Some records
* * * * *

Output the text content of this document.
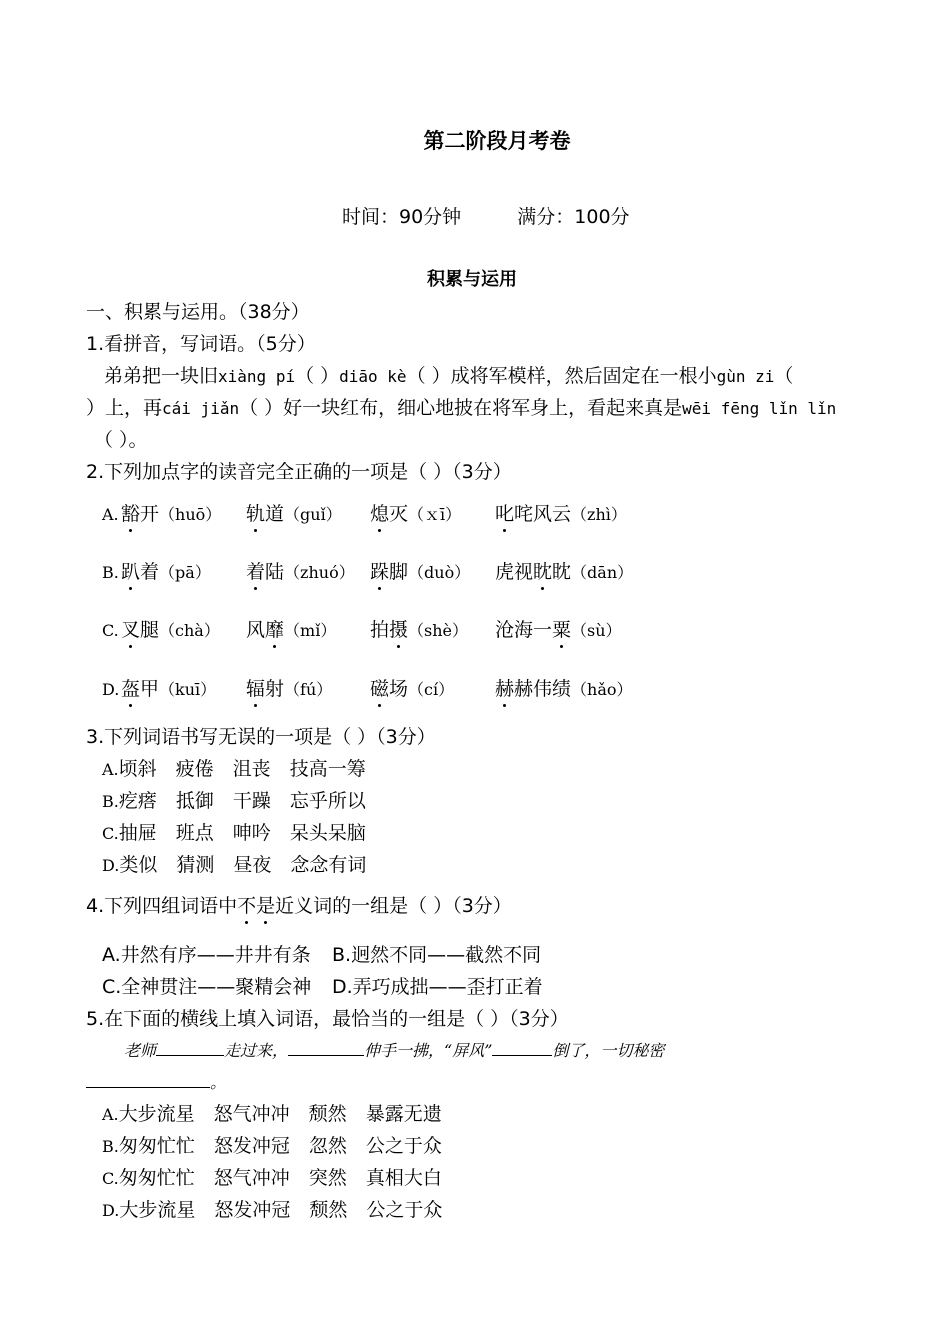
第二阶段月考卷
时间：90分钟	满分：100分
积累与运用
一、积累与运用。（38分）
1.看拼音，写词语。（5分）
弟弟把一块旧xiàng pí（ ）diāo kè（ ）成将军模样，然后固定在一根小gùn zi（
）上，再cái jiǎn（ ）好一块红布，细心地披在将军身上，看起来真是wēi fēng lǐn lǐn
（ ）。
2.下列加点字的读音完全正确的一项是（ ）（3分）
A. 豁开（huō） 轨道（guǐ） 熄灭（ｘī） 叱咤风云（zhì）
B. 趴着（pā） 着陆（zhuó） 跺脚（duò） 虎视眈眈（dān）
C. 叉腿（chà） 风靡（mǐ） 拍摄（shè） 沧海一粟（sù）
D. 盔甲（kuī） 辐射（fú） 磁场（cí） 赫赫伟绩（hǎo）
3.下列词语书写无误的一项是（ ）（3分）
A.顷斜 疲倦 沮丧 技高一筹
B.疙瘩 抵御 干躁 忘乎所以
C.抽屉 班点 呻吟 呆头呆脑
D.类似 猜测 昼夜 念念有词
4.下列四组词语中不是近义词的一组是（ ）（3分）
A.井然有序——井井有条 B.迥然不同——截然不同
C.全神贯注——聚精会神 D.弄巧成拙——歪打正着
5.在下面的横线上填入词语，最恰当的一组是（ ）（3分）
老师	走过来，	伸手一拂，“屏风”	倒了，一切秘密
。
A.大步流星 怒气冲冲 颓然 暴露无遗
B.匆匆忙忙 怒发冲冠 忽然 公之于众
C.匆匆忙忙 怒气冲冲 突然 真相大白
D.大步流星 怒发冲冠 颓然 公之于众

* * * * *

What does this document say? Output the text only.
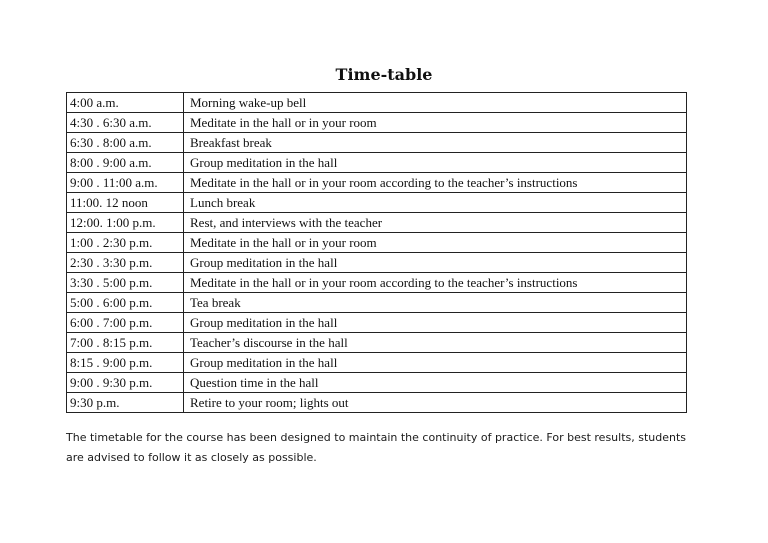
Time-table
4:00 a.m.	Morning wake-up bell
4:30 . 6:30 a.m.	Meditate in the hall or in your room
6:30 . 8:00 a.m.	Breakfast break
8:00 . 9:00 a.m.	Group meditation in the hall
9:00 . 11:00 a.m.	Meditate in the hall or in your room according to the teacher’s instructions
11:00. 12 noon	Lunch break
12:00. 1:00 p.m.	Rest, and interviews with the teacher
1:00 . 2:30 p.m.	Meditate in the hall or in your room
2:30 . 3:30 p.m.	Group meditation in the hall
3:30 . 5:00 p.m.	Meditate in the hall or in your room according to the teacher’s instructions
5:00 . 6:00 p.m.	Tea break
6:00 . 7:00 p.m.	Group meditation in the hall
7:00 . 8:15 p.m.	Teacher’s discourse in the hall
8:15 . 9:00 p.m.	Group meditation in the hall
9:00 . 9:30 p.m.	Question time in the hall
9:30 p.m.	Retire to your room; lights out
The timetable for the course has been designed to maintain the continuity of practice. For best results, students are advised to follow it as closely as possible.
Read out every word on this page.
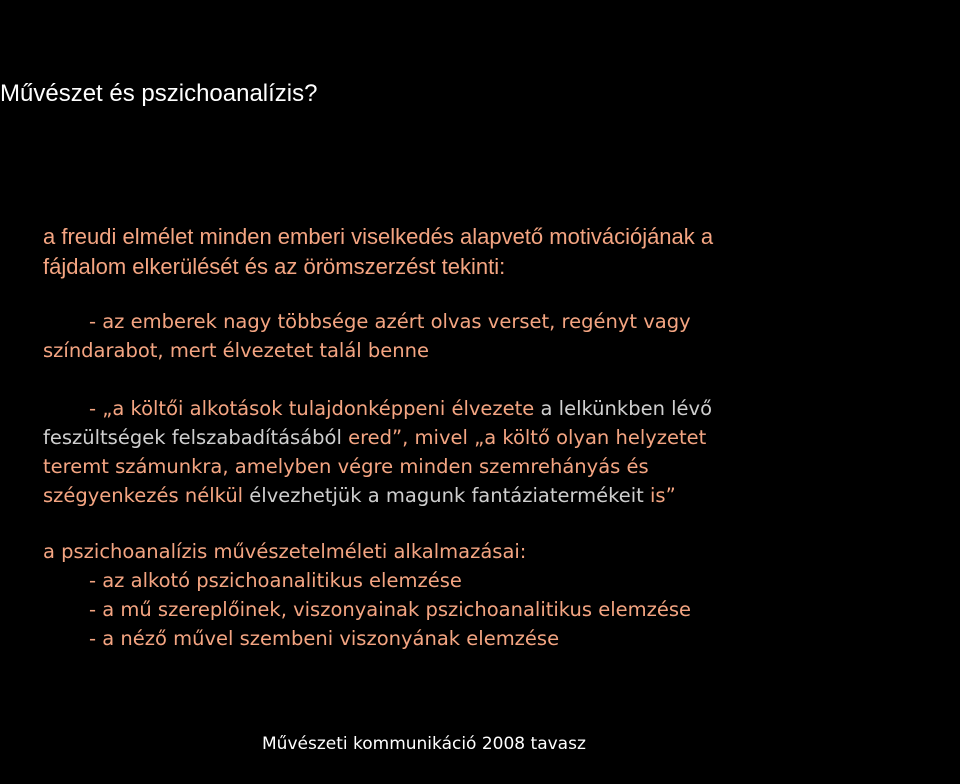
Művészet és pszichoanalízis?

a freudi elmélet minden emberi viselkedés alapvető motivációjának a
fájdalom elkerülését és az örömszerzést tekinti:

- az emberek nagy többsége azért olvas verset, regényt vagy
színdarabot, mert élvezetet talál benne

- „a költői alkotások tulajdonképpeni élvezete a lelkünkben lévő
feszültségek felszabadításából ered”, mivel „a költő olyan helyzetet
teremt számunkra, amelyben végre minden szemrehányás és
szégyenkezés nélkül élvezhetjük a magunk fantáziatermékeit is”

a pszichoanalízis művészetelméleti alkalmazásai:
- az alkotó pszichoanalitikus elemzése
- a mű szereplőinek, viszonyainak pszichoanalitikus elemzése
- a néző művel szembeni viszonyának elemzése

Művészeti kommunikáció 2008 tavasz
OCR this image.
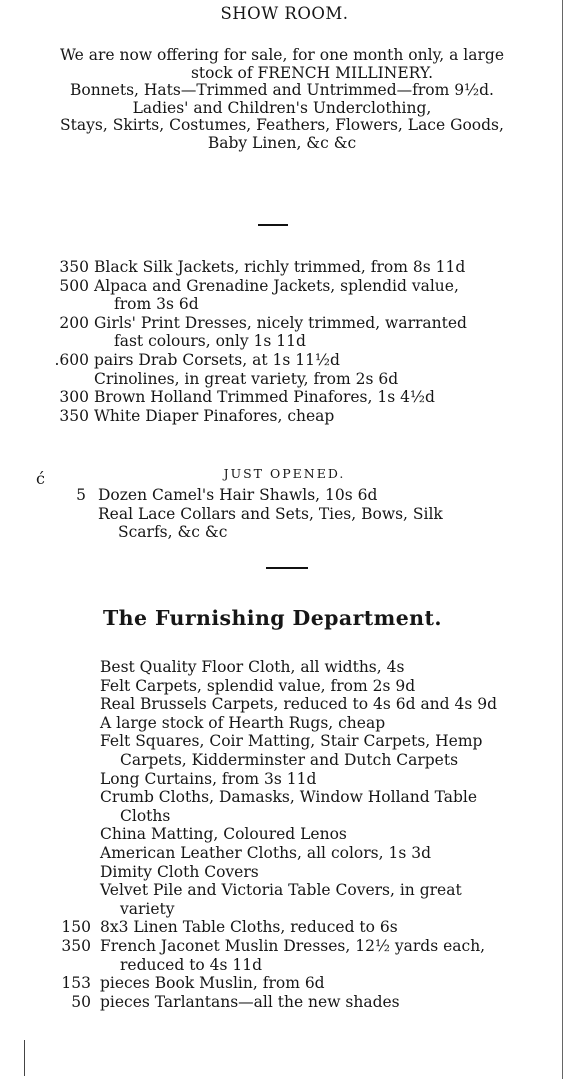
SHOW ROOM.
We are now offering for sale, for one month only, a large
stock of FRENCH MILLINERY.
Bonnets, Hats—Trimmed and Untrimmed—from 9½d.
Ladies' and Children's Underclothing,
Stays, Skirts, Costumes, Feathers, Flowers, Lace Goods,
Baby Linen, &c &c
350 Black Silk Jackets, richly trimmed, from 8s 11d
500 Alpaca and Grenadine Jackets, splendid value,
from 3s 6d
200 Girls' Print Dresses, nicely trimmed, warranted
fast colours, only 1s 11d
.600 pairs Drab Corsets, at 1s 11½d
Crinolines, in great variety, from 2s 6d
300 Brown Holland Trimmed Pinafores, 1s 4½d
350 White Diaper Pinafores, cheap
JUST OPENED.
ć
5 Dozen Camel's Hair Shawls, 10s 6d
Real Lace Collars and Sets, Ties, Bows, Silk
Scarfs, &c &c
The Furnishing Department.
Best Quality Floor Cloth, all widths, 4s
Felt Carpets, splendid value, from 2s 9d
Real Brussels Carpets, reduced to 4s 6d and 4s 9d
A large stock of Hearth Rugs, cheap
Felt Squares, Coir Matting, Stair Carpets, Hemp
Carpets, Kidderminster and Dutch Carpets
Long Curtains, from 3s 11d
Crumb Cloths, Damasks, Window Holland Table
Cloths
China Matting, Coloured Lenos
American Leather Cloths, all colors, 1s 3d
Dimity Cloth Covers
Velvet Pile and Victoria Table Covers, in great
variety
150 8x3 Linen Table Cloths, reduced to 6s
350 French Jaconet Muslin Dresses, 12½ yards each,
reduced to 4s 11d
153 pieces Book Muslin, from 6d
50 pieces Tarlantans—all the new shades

* * * * *

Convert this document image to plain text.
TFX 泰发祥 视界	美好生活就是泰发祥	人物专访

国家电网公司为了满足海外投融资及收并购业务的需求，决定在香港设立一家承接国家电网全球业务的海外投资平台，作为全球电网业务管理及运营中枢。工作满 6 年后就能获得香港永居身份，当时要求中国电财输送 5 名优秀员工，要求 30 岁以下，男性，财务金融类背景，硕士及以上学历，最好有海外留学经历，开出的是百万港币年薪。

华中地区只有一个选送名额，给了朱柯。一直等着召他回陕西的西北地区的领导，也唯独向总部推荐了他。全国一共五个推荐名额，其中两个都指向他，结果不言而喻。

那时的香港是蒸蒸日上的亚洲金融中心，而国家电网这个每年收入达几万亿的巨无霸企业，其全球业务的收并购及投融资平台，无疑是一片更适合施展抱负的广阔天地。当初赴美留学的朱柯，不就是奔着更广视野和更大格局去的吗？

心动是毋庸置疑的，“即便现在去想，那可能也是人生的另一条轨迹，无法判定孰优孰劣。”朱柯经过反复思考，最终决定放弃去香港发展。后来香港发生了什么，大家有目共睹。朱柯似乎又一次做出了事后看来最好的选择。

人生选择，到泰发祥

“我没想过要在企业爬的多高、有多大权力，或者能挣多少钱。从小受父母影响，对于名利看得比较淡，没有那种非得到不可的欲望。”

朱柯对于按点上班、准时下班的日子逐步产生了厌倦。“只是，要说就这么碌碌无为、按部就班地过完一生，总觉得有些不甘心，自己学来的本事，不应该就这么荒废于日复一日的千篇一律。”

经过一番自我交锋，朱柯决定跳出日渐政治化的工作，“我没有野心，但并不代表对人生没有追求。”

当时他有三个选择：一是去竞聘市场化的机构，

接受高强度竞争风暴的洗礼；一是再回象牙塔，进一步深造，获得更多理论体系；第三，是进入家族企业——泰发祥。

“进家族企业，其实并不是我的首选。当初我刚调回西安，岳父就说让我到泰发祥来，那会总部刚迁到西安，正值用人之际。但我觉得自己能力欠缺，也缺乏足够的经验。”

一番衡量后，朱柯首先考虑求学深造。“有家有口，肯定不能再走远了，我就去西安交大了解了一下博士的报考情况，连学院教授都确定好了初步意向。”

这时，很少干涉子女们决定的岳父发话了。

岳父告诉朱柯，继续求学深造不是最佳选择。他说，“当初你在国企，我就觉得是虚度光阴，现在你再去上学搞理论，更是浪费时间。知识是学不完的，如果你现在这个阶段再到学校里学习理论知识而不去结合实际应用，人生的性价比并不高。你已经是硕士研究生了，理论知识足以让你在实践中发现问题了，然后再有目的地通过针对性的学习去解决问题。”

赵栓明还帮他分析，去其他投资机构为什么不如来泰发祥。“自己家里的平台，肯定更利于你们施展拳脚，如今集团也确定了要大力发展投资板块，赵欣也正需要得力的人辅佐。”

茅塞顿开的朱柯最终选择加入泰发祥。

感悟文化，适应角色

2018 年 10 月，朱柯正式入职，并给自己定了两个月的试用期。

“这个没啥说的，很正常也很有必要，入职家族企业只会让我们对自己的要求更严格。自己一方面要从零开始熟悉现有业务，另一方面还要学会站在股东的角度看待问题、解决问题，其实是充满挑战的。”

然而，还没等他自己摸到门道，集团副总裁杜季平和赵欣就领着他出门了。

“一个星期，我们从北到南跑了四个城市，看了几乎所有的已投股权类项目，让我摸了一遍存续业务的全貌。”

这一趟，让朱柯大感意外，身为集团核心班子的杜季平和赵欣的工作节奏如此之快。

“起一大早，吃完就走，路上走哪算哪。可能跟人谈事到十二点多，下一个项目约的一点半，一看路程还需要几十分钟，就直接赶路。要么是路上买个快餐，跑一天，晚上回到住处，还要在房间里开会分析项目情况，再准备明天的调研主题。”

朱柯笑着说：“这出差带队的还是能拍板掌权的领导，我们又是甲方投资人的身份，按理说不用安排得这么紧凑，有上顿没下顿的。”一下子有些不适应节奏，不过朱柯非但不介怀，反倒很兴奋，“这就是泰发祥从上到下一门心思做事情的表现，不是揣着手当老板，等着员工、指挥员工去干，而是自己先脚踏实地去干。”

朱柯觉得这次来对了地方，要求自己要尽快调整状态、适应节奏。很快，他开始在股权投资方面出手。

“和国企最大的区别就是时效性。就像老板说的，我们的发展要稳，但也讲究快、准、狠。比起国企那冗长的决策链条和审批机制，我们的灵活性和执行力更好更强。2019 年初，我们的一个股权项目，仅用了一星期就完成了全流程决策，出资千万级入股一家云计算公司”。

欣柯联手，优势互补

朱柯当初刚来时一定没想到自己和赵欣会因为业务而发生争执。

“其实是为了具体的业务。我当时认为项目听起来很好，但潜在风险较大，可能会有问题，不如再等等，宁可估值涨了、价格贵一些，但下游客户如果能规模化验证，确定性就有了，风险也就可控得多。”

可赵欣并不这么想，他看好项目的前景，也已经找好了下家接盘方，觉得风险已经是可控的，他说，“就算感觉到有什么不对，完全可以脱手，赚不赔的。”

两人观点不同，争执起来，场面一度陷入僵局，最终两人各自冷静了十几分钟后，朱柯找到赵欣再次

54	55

* * * * *

**What you have to do**
Look through the entries above. Extract each line with the word "variety".

**Answer to this problem**
Crinolines, in great variety, from 2s 6d
variety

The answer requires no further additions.